_Records for processing_
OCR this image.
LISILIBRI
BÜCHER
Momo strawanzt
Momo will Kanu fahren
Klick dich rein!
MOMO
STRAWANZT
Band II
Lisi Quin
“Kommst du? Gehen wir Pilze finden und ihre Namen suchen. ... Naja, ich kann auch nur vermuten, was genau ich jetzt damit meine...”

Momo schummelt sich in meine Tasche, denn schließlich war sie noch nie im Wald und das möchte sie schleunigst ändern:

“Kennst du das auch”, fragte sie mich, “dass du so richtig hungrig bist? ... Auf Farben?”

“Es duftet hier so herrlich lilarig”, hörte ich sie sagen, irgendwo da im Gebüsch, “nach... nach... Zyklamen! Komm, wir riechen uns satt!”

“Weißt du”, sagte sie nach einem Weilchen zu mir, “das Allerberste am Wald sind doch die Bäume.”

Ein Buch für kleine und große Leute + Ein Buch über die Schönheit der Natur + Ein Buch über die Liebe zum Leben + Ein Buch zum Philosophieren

_Directive_
Transcribe every entry exactly, omitting nothing.

_Output below_
OCR this image.
LISILIBRI
BÜCHER
Momo strawanzt
Momo will Kanu fahren
Klick dich rein!
MOMO
STRAWANZT
Band II
Lisi Quin
“Kommst du? Gehen wir Pilze finden und ihre Namen suchen. ... Naja, ich kann auch nur vermuten, was genau ich jetzt damit meine...”

Momo schummelt sich in meine Tasche, denn schließlich war sie noch nie im Wald und das möchte sie schleunigst ändern:

“Kennst du das auch”, fragte sie mich, “dass du so richtig hungrig bist? ... Auf Farben?”

“Es duftet hier so herrlich lilarig”, hörte ich sie sagen, irgendwo da im Gebüsch, “nach... nach... Zyklamen! Komm, wir riechen uns satt!”

“Weißt du”, sagte sie nach einem Weilchen zu mir, “das Allerberste am Wald sind doch die Bäume.”

Ein Buch für kleine und große Leute + Ein Buch über die Schönheit der Natur + Ein Buch über die Liebe zum Leben + Ein Buch zum Philosophieren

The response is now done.